#### INFORMATION GIVEN
━━━━━━━━━━━━━━━━

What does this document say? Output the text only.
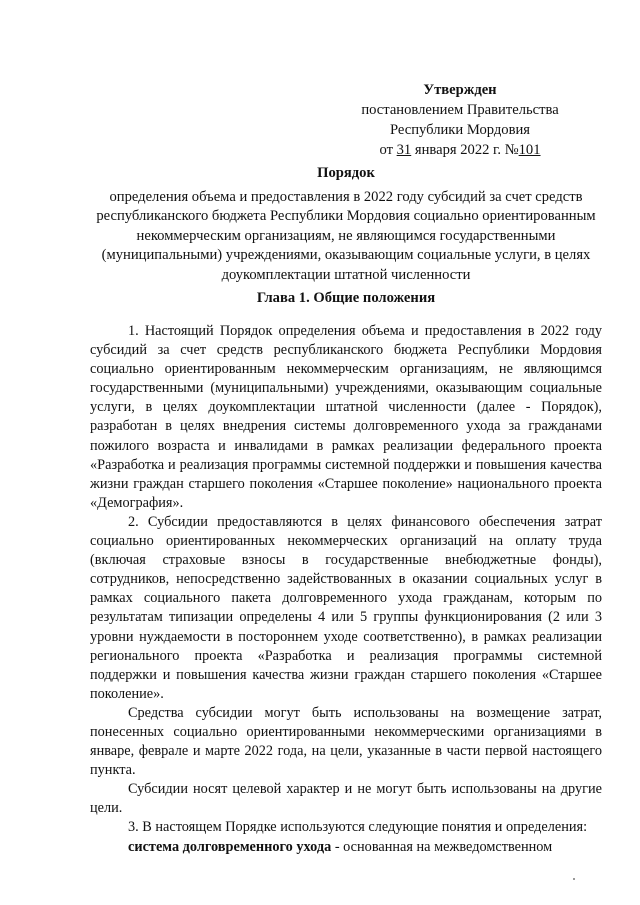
Утвержден
постановлением Правительства
Республики Мордовия
от 31 января 2022 г. №101
Порядок
определения объема и предоставления в 2022 году субсидий за счет средств республиканского бюджета Республики Мордовия социально ориентированным некоммерческим организациям, не являющимся государственными (муниципальными) учреждениями, оказывающим социальные услуги, в целях доукомплектации штатной численности
Глава 1. Общие положения

1. Настоящий Порядок определения объема и предоставления в 2022 году субсидий за счет средств республиканского бюджета Республики Мордовия социально ориентированным некоммерческим организациям, не являющимся государственными (муниципальными) учреждениями, оказывающим социальные услуги, в целях доукомплектации штатной численности (далее - Порядок), разработан в целях внедрения системы долговременного ухода за гражданами пожилого возраста и инвалидами в рамках реализации федерального проекта «Разработка и реализация программы системной поддержки и повышения качества жизни граждан старшего поколения «Старшее поколение» национального проекта «Демография».

2. Субсидии предоставляются в целях финансового обеспечения затрат социально ориентированных некоммерческих организаций на оплату труда (включая страховые взносы в государственные внебюджетные фонды), сотрудников, непосредственно задействованных в оказании социальных услуг в рамках социального пакета долговременного ухода гражданам, которым по результатам типизации определены 4 или 5 группы функционирования (2 или 3 уровни нуждаемости в постороннем уходе соответственно), в рамках реализации регионального проекта «Разработка и реализация программы системной поддержки и повышения качества жизни граждан старшего поколения «Старшее поколение».

Средства субсидии могут быть использованы на возмещение затрат, понесенных социально ориентированными некоммерческими организациями в январе, феврале и марте 2022 года, на цели, указанные в части первой настоящего пункта.

Субсидии носят целевой характер и не могут быть использованы на другие цели.

3. В настоящем Порядке используются следующие понятия и определения:

система долговременного ухода - основанная на межведомственном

━━━━━━━━━━━━━━━━

Report the number of lines that include the string "граждан"; return nothing but the count.

#### OUTPUT BELOW
2